▶ _WHAT YOU HAVE TO DO_: Going through the material below, please gather all lines with the word "virkelig" in them.

[Saved entries]

┌──

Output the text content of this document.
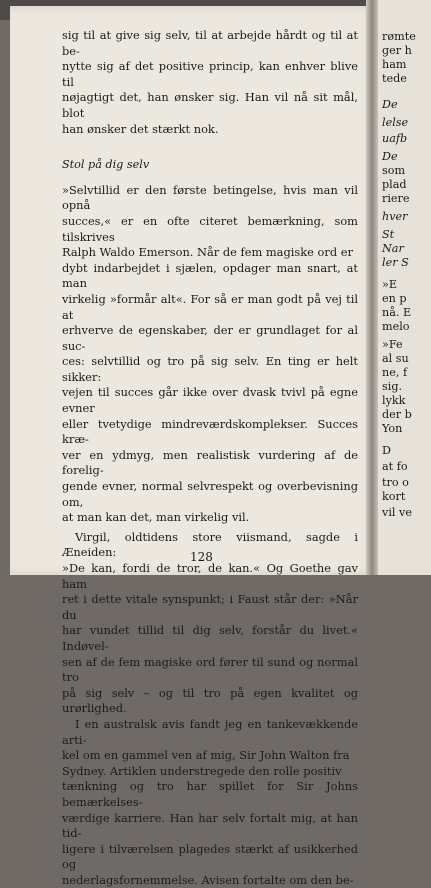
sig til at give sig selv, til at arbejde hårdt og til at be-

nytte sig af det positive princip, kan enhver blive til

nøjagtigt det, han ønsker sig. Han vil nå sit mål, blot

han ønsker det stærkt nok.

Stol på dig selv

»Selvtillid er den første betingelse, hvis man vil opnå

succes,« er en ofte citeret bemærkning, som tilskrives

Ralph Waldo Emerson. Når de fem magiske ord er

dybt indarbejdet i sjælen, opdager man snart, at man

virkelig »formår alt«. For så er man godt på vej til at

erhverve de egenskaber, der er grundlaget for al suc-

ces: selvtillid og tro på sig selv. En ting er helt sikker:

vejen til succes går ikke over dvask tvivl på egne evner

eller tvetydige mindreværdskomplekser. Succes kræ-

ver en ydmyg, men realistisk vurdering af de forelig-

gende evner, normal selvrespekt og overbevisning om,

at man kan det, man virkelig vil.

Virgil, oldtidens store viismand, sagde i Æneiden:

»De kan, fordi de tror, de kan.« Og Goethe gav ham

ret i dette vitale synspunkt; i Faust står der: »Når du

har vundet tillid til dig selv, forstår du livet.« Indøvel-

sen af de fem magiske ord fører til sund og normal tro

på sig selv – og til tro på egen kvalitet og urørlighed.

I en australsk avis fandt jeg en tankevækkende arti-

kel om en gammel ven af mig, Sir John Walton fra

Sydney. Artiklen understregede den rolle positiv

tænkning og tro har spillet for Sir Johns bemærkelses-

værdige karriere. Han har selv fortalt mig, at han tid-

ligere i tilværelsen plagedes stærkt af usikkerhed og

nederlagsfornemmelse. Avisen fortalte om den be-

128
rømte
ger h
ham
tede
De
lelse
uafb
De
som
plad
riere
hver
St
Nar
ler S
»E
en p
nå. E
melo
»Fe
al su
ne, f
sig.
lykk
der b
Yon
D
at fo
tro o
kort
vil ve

└──
┌──

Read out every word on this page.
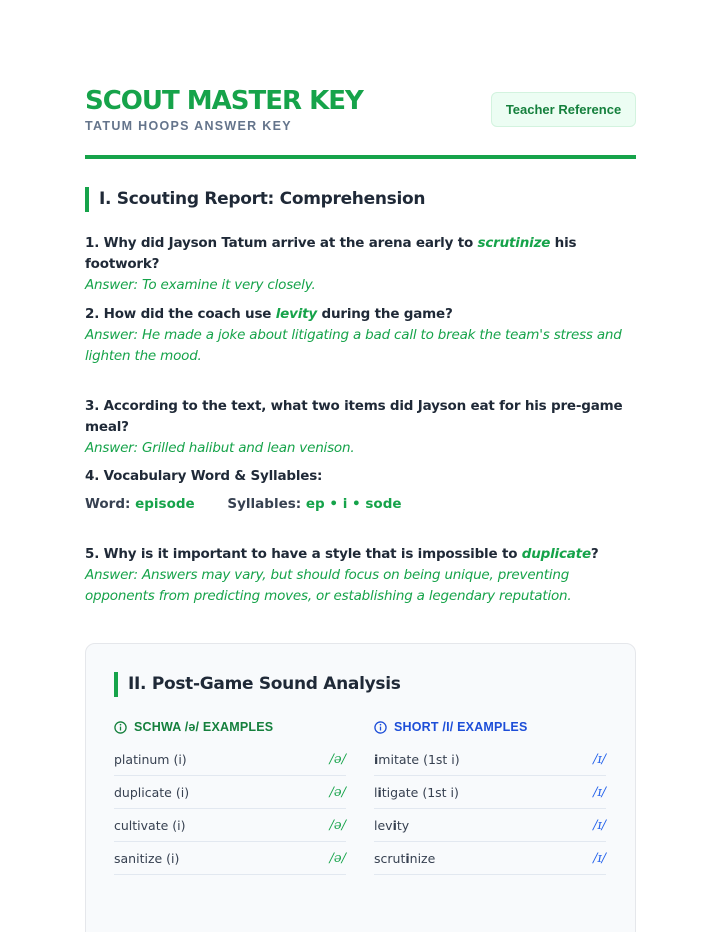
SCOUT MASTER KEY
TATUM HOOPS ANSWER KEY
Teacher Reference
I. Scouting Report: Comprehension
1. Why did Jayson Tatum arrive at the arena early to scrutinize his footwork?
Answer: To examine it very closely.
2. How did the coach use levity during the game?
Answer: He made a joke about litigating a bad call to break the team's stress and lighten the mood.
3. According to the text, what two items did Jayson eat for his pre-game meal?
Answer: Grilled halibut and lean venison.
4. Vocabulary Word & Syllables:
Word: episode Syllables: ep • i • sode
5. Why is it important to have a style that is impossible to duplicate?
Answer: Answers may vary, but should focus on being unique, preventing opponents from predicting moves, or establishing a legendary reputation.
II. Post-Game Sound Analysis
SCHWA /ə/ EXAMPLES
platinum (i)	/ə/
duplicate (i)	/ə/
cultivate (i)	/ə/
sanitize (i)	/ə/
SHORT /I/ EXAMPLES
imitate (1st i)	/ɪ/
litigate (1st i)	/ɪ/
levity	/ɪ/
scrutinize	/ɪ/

└──

▶ _FINISHED TASK_:
virkelig »formår alt«. For så er man godt på vej til at
at man kan det, man virkelig vil.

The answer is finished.